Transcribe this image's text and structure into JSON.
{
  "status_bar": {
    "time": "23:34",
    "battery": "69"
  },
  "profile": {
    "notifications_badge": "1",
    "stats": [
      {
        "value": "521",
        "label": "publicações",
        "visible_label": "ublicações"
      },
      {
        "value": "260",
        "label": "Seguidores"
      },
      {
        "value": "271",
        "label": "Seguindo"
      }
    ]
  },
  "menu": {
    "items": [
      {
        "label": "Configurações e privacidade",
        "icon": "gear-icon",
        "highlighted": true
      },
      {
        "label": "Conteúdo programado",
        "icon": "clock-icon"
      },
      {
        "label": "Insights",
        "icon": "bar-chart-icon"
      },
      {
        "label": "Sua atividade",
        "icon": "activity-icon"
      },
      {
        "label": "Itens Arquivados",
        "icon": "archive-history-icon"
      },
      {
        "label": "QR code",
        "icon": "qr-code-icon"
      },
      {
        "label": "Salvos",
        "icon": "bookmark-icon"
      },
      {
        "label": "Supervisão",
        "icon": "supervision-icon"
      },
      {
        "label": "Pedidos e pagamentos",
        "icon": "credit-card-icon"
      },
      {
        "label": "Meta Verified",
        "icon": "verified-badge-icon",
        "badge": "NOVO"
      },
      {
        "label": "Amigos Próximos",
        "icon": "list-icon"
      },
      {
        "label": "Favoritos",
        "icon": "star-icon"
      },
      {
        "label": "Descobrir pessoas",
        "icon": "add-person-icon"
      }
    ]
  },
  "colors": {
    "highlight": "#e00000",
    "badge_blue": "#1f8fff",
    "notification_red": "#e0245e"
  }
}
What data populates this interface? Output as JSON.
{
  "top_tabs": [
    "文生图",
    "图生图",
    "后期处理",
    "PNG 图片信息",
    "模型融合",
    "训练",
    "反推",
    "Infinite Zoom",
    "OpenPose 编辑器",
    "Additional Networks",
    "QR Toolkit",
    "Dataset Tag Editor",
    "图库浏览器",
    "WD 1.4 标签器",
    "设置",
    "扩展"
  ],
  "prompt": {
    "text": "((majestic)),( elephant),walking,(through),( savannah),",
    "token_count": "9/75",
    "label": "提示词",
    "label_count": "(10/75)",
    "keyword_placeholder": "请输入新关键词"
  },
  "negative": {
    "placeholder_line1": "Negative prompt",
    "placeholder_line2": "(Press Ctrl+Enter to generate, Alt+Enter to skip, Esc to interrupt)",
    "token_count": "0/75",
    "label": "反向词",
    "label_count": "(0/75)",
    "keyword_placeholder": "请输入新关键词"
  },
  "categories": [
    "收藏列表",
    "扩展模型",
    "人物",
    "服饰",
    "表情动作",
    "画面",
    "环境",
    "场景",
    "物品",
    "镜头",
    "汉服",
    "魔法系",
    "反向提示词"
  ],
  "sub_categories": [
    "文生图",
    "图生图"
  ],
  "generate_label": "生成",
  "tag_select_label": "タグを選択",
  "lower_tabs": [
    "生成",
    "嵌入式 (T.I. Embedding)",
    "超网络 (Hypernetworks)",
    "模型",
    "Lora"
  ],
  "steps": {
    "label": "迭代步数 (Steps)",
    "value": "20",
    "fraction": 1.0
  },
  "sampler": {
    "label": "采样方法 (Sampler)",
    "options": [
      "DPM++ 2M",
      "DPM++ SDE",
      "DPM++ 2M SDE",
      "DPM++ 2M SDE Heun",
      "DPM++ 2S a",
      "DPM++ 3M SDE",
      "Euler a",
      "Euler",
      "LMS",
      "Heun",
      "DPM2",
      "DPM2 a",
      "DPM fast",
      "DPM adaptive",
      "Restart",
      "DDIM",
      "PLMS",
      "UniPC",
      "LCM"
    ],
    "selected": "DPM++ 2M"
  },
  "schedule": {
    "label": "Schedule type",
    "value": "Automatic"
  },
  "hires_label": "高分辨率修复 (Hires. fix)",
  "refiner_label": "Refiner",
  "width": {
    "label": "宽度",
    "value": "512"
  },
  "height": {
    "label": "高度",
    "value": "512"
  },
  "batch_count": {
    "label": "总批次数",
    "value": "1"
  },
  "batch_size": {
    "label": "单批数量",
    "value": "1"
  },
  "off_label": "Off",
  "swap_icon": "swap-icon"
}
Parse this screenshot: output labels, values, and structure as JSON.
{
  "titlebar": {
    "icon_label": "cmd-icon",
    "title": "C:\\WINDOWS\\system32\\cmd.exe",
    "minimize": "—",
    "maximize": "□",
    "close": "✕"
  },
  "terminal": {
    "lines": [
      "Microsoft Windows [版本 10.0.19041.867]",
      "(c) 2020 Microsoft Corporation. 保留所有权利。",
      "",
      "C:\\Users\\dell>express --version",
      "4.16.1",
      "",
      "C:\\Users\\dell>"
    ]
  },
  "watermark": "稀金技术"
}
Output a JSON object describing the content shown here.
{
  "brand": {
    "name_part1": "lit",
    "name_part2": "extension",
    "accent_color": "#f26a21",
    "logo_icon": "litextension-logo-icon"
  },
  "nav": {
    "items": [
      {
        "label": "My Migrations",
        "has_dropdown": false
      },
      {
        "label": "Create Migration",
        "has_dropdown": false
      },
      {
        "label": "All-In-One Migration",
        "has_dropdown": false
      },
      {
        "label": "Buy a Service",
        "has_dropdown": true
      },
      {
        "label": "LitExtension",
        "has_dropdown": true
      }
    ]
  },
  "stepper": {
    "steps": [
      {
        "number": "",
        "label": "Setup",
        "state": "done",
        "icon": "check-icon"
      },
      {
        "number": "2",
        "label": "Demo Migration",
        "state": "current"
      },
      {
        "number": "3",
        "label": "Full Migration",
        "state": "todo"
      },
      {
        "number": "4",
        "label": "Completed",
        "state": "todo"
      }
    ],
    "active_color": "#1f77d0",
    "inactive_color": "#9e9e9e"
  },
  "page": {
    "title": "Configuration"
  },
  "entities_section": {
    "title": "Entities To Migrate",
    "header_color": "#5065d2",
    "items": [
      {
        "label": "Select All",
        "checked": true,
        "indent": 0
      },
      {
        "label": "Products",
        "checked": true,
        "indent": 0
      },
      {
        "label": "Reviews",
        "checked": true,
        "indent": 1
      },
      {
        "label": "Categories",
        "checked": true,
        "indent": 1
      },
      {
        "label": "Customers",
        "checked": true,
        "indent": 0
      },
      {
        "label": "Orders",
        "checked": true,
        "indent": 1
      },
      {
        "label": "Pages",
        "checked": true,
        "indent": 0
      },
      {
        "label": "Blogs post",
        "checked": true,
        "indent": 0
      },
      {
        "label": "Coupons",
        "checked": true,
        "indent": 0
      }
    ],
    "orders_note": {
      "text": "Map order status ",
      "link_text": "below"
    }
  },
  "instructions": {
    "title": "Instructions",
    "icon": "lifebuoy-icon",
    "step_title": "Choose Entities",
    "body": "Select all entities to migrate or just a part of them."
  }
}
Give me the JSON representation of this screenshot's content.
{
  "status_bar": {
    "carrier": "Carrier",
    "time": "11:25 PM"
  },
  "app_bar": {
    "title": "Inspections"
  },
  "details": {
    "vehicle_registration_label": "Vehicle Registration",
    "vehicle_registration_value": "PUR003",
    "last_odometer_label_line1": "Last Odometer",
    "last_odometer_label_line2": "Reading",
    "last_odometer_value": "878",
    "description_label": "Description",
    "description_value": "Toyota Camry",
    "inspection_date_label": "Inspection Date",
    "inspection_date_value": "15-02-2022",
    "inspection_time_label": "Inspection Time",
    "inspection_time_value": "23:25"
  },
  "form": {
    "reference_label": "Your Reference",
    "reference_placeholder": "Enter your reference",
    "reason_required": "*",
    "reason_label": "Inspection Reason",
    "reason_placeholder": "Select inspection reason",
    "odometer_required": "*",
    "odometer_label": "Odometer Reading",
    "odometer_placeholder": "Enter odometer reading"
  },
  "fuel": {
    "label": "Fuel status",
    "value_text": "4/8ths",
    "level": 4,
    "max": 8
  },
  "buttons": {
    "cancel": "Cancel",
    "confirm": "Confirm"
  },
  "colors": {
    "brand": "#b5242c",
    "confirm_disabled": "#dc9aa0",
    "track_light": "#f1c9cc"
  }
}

Task goal:
From the data above, gather every line that includes the word "screenshot".

Full output:
Parse this screenshot: output labels, values, and structure as JSON.
Give me the JSON representation of this screenshot's content.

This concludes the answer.